# Set exercise
From the records below, copy every line that contains the word "text".

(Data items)
◆ ◆ ◆
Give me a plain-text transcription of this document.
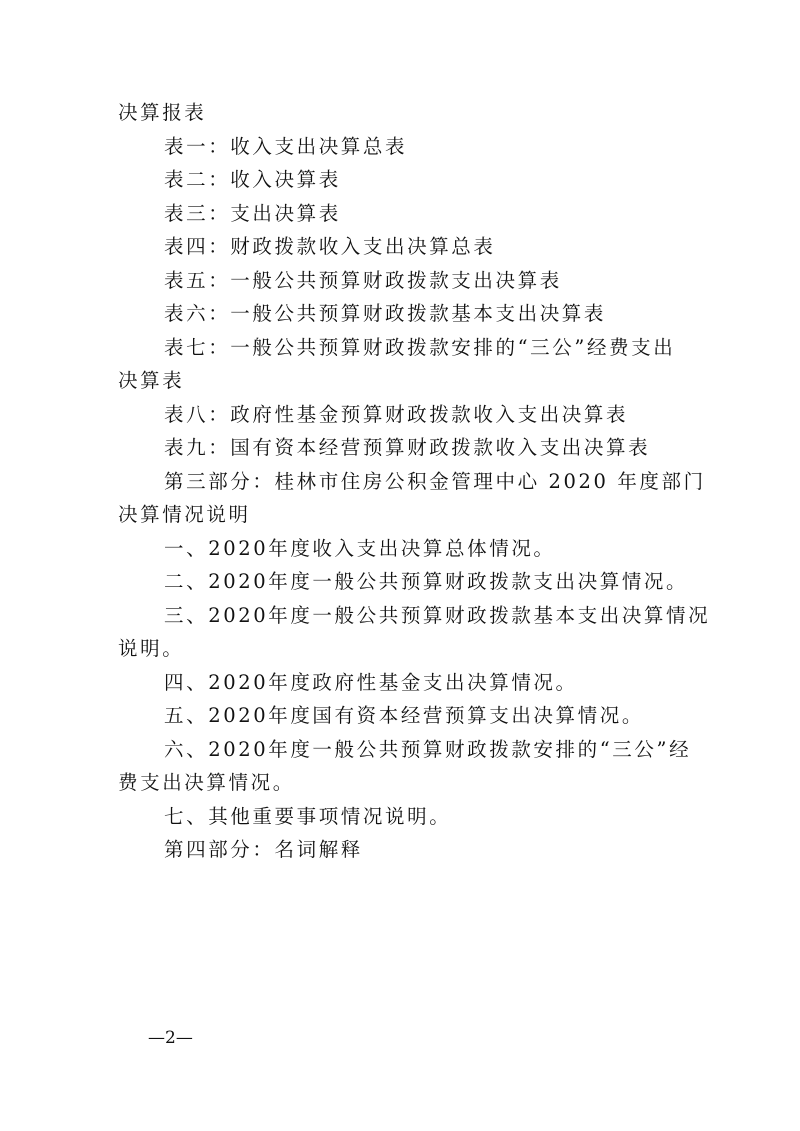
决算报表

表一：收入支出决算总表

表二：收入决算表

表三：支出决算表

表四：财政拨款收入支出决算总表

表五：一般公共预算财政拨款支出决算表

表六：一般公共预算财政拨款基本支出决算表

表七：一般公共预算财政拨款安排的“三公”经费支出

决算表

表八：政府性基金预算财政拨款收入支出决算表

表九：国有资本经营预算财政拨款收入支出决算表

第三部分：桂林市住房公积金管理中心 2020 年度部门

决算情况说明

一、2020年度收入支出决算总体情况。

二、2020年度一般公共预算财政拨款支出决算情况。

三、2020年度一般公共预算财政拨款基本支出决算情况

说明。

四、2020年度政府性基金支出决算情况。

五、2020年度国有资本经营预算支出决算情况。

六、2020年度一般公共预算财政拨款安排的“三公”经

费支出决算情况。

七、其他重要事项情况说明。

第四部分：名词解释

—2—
◆ ◆ ◆
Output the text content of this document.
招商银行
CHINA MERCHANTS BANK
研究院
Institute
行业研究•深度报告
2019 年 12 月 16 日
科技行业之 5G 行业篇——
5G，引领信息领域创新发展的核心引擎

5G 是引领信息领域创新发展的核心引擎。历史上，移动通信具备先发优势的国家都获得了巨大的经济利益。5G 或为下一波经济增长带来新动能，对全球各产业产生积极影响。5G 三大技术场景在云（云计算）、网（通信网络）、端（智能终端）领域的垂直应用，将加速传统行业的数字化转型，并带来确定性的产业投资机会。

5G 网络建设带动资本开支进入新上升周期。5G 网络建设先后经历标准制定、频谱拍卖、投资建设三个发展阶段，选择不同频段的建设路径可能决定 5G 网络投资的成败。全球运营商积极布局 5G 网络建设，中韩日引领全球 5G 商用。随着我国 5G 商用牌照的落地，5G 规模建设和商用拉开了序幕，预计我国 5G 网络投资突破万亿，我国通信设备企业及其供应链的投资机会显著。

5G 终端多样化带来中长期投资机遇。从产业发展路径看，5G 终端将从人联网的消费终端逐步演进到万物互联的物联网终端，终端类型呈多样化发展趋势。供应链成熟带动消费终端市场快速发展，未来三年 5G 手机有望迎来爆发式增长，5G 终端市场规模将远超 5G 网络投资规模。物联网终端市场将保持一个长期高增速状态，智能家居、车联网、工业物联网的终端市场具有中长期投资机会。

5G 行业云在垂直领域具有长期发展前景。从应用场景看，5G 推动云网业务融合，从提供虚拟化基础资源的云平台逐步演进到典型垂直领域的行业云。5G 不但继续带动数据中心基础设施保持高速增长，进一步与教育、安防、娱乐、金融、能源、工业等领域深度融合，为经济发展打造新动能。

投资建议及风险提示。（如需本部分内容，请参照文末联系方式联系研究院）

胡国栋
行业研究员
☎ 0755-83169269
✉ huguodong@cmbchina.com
◆ ◆ ◆
# The answer
Give me a plain-text transcription of this document.
Output the text content of this document.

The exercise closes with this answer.